[AUFGABEN UND ÜBUNGEN]
#1 Beantworten Sie anhand des Ausgangstexts über Karrieren:
(a) Aus welchen Abschlussjahren stammen die Befragten im Vienna Career Panel Project?
(b) Welche Schattenseiten flexibler Karrieren nennt der Text?
(c) Wie hängt laut Text das Empfinden von Veränderlichkeit mit dem Alter der Kohorte zusammen?
#2 Können Sie den Faden des Ausgangstexts über Karrieren aufnehmen und ihn nach dem letzten Satz weiterschreiben?

[AUSGANGSTEXT]
□ □ □ □ □

Katharina Chudzikowski

Foto: Katharina Chudzikowski
Karrieren werden flexibler, vielfältiger, fragmentierter. Positiv betrachtet heißt das ein Zugewinn an Möglichkeiten. Als Schattenseiten dieser Veränderungen bedeutet das aber auch erhöhten Leistungs- und Anpassungsdruck, verminderte Sicherheit und Planbarkeit. Einfach zwei Seiten derselben Medaille?

Befragung unter Wirtschaftsakademikerinnen

Die Wirtschaftsakademikerinnen und -akademiker im Vienna Career Panel Project (Abschlussjahre 1970, 1990, 2000) wurden (1) zur empfundenen Veränderlichkeit von Arbeitsinhalten und beruflichen Beziehungen, (2) zu ihrer Zuversicht in Bezug auf ihre beruflichen Perspektiven und (3) zu ihrer diesbezüglichen Abhängigkeit von Personen, Organisationen und Systemzwängen befragt. Die Antworten spiegeln die Entwicklungen der letzten Jahrzehnte wider.

Empfundene Veränderlichkeit

(1) Gilt die oft postulierte Flexibilisierung im Berufsleben? Bei der empfundenen Wechselhaftigkeit der Arbeitsinhalte und beruflichen Beziehungen zeigte sich bei den Befragten eine beinahe lineare Zunahme. Je jünger die Kohorte, desto stärker das Empfinden von Veränderlichkeit.

□ □ □ □ □

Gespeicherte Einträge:

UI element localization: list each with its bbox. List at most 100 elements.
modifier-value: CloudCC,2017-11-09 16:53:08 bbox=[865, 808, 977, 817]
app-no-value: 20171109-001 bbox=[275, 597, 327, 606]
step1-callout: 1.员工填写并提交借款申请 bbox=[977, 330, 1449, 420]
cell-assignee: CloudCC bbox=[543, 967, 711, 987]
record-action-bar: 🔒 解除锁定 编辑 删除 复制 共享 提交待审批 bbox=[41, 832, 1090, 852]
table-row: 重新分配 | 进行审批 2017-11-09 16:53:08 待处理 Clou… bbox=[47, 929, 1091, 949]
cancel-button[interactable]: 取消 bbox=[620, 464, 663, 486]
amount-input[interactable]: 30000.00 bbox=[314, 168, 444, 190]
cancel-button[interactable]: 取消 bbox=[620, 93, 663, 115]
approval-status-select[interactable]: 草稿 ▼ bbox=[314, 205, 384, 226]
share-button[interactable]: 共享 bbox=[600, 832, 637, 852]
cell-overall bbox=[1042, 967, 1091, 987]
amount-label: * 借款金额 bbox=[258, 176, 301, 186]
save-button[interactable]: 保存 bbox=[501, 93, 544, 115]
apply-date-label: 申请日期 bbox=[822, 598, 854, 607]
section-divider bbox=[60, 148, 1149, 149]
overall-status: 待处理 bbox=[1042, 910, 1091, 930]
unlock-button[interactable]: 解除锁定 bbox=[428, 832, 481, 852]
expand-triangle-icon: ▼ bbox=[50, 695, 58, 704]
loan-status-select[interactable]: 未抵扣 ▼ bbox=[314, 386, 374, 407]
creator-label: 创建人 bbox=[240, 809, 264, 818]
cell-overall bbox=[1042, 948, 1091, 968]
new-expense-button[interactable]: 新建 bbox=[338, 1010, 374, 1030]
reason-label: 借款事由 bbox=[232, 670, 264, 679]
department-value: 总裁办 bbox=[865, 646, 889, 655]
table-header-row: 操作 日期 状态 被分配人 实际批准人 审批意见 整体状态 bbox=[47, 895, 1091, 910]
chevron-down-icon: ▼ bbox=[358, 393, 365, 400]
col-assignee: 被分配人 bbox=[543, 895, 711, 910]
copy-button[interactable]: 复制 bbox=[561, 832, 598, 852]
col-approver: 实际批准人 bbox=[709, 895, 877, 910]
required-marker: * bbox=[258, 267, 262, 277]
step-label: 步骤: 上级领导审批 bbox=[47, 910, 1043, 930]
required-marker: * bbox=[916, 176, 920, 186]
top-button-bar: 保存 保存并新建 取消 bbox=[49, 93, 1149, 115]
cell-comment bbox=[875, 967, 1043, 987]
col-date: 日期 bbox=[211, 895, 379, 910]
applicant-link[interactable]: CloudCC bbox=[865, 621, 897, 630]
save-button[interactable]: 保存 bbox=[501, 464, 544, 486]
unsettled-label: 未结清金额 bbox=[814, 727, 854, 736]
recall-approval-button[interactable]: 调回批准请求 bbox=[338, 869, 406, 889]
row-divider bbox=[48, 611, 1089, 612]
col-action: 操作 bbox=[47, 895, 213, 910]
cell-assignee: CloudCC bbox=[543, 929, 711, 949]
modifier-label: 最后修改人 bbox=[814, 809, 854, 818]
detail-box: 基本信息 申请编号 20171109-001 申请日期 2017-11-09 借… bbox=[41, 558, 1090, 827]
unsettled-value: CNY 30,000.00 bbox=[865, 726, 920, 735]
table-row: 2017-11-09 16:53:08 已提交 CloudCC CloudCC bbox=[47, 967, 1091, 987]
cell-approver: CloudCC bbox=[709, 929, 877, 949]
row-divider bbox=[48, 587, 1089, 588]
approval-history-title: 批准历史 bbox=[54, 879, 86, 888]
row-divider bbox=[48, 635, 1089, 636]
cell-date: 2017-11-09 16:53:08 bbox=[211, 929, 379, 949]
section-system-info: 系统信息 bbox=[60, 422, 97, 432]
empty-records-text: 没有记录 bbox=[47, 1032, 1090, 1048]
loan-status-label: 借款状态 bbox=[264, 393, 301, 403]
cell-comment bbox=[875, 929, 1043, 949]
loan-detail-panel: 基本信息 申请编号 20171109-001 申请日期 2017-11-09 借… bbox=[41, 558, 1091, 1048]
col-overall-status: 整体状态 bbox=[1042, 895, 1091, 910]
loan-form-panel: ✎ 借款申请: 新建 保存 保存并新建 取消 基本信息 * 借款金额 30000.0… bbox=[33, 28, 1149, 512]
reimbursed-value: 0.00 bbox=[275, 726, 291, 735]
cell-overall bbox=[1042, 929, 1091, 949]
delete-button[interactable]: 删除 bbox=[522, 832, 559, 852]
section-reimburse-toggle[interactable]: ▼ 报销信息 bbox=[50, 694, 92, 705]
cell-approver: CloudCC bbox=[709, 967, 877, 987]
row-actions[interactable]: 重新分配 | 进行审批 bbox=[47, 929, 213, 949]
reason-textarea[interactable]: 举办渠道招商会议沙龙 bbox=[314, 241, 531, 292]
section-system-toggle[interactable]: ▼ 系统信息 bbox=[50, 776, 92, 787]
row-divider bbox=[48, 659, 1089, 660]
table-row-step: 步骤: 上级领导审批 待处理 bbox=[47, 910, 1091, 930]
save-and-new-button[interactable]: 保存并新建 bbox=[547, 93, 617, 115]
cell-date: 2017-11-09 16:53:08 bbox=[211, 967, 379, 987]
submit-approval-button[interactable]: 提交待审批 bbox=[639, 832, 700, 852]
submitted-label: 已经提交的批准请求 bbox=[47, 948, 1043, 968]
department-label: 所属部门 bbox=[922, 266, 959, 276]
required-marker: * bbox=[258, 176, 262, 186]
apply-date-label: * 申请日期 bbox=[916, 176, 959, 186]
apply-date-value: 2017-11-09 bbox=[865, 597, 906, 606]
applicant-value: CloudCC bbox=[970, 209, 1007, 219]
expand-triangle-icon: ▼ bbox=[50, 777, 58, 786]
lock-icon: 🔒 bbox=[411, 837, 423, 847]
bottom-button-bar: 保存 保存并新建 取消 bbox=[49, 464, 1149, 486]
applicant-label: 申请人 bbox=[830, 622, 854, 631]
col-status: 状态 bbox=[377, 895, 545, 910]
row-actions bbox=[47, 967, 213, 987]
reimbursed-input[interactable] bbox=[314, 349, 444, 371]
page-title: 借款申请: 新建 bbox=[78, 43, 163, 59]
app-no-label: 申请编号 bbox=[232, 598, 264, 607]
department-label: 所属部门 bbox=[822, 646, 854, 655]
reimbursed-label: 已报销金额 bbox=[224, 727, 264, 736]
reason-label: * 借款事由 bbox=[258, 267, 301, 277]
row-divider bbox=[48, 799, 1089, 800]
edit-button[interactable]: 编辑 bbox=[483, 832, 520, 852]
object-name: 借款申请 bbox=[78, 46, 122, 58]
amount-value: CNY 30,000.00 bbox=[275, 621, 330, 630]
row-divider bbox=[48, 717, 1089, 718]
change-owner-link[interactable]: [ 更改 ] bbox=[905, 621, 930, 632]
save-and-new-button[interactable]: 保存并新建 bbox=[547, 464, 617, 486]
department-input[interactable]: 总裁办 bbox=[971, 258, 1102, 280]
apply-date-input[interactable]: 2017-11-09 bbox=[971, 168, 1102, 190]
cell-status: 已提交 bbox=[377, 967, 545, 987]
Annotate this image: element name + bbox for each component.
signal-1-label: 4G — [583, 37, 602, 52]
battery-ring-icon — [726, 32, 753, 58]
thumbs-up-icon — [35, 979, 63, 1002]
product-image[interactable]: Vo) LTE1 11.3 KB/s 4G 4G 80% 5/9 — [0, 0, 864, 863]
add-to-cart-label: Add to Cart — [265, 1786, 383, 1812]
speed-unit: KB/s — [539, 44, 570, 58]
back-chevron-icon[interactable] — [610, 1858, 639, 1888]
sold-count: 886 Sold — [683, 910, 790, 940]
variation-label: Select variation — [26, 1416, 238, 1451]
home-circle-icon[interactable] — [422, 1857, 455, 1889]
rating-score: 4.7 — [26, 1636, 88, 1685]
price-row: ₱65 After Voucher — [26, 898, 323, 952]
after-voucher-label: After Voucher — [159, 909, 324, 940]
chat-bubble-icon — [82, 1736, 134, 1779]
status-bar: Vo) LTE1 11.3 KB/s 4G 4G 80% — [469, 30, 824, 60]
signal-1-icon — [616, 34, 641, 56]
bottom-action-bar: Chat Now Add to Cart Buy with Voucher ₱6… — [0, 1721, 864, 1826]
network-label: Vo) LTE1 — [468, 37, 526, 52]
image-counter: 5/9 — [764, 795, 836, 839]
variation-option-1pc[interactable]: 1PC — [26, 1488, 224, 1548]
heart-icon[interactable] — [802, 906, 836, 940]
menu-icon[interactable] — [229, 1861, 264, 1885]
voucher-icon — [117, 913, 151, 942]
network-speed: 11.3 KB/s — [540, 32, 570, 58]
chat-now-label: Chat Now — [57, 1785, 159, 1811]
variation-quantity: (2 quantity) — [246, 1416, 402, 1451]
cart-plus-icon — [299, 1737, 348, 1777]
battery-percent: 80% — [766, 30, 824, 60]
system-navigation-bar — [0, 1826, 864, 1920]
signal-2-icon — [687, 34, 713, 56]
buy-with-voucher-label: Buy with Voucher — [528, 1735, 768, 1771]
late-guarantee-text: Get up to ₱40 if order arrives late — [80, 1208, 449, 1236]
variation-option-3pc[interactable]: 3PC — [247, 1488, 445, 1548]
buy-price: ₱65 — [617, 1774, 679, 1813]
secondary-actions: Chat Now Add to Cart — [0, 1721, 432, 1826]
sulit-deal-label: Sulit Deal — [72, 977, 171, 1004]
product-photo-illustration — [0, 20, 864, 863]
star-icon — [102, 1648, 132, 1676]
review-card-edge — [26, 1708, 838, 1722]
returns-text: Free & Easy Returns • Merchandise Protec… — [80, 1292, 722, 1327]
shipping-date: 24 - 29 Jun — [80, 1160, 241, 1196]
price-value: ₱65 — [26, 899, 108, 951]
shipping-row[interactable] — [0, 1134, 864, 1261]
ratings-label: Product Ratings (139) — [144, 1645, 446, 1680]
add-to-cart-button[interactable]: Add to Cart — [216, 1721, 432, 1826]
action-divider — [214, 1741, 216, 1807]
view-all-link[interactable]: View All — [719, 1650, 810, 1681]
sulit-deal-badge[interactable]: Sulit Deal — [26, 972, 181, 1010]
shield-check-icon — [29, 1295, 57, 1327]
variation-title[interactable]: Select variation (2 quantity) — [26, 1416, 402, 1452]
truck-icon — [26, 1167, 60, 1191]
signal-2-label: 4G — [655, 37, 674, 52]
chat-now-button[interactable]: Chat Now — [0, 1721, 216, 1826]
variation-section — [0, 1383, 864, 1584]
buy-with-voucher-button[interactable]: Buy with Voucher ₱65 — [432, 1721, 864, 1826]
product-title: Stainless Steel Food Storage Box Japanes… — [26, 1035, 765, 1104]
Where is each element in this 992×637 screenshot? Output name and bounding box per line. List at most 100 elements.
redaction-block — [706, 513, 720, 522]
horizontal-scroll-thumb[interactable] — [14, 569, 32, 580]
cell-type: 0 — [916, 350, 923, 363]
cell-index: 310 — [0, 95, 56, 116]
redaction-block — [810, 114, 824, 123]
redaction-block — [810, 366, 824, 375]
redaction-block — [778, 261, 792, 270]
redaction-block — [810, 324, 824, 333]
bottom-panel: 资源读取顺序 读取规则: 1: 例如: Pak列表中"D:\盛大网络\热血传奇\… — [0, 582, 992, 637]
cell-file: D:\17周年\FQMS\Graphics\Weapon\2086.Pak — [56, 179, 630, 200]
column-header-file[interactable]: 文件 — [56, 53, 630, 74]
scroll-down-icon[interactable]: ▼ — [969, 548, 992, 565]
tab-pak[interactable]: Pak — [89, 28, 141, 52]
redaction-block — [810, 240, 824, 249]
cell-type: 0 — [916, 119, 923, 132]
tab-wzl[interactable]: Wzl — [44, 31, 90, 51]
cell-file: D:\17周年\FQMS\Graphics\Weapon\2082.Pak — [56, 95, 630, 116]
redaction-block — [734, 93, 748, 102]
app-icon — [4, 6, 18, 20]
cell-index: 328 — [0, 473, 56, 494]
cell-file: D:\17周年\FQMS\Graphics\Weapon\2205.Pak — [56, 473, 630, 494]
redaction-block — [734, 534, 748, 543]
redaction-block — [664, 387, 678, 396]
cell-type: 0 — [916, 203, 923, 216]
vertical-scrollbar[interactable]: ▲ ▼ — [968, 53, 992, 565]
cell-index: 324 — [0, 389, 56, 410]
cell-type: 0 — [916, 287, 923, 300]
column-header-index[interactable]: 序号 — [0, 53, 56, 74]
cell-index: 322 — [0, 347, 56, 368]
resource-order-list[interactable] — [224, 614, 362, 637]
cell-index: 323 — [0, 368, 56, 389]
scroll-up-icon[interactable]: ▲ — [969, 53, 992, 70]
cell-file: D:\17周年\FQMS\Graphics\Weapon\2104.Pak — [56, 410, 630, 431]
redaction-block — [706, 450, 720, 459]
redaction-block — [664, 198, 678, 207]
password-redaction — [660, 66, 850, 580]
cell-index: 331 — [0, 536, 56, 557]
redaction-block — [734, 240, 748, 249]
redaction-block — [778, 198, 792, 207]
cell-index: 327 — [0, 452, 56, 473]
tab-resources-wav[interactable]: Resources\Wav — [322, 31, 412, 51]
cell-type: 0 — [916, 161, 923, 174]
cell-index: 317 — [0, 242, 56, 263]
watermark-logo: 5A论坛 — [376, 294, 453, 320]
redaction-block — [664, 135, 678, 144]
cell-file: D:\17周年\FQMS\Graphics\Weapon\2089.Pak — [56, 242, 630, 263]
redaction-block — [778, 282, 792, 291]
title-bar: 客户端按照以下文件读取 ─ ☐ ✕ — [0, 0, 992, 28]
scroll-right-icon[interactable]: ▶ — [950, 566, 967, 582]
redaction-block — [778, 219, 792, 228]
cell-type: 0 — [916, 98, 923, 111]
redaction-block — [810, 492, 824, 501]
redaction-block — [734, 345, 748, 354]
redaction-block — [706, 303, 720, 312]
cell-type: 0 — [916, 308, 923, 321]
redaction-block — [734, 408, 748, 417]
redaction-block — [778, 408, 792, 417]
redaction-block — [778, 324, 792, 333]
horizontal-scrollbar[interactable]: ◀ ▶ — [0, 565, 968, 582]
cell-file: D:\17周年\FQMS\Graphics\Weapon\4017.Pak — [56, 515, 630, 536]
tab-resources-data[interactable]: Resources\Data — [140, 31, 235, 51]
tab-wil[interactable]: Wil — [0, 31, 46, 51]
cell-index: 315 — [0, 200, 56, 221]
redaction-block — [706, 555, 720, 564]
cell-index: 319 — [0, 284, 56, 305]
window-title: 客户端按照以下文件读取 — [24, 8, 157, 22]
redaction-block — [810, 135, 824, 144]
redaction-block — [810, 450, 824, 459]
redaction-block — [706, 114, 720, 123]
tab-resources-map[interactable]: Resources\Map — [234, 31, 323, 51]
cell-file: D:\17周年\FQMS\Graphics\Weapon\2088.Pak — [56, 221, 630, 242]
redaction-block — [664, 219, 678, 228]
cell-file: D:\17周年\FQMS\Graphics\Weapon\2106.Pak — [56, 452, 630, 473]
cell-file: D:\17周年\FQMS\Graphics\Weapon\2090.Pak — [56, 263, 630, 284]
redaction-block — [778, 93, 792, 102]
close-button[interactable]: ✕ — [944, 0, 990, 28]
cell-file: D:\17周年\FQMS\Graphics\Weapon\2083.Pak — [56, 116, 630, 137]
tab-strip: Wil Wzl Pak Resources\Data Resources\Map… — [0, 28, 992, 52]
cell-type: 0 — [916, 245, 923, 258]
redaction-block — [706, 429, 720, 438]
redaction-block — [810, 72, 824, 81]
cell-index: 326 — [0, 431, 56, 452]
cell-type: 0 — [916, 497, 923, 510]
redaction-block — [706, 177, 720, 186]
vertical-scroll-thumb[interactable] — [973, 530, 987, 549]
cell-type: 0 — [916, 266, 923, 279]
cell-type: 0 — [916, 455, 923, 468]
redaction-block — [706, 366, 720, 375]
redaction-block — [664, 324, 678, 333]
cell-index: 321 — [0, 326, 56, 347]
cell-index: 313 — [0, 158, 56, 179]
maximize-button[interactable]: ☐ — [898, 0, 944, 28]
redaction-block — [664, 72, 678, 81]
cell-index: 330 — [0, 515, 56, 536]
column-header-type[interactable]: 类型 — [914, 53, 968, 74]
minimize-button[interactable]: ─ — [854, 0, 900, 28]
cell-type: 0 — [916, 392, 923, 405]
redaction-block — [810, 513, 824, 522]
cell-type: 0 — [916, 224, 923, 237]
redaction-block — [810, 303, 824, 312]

□ □ □ □ □

[ERGEBNISSE]
#1
(a) 1970, 1990 und 2000.
(b) Erhöhter Leistungs- und Anpassungsdruck sowie verminderte Sicherheit und Planbarkeit.
(c) Je jünger die Kohorte, desto stärker das Empfinden von Veränderlichkeit.

#2
Zuversicht

(2) Wie sieht es mit der Zuversicht aus? Hier repräsentiert sich die empfundene Sicherheit der Karriereperspektiven bei gleichzeitigem Bewusstsein, im Bedarfsfall eine adäquate alternative Stelle zu finden. Die Absolvent/innen aus den 1970ern haben zuversichtlicher in die Zukunft geblickt als ihre Nachfolger/innen, die in den letzten zwei Jahrzehnten ins Berufsleben gestartet sind.

Karriereparadigma

(3) "Weniger Sicherheit, mehr Freiheit und Unabhängigkeit" - eine Kernüberzeugung des neuen Karriereparadigmas. Gilt dieser "New Deal" tatsächlich? Unseren Ergebnissen zufolge nicht einmal für hochqualifizierte Wirtschaftsakademiker/innen: In puncto Abhängigkeit der eigenen Karriere von äußeren Faktoren unterscheiden sich die Kohorten kaum.

"Schöne" neue Karrierewelt

Die Schlussfolgerung aus den Resultaten wirft ein gedämpftes Licht auf die schöne(?) neue Karrierewelt. Nicht nur, dass sie sich in vielerlei Hinsicht immer schneller dreht. Im Vergleich zu früher steigt - in frühen Berufsjahren - selbst für Hochqualifizierte das Gefühl von "Karriereverzweiflung": unsicherer Job, wenig Alternativen. Ein Mehr an Unabhängigkeit im Gegenzug gibt es dafür aber nicht. Möglicherweise also eine Medaille mit nur einer Seite ... (Katharina Chudzikowski*, DER STANDARD, Printausgabe, 27./28.10.2007)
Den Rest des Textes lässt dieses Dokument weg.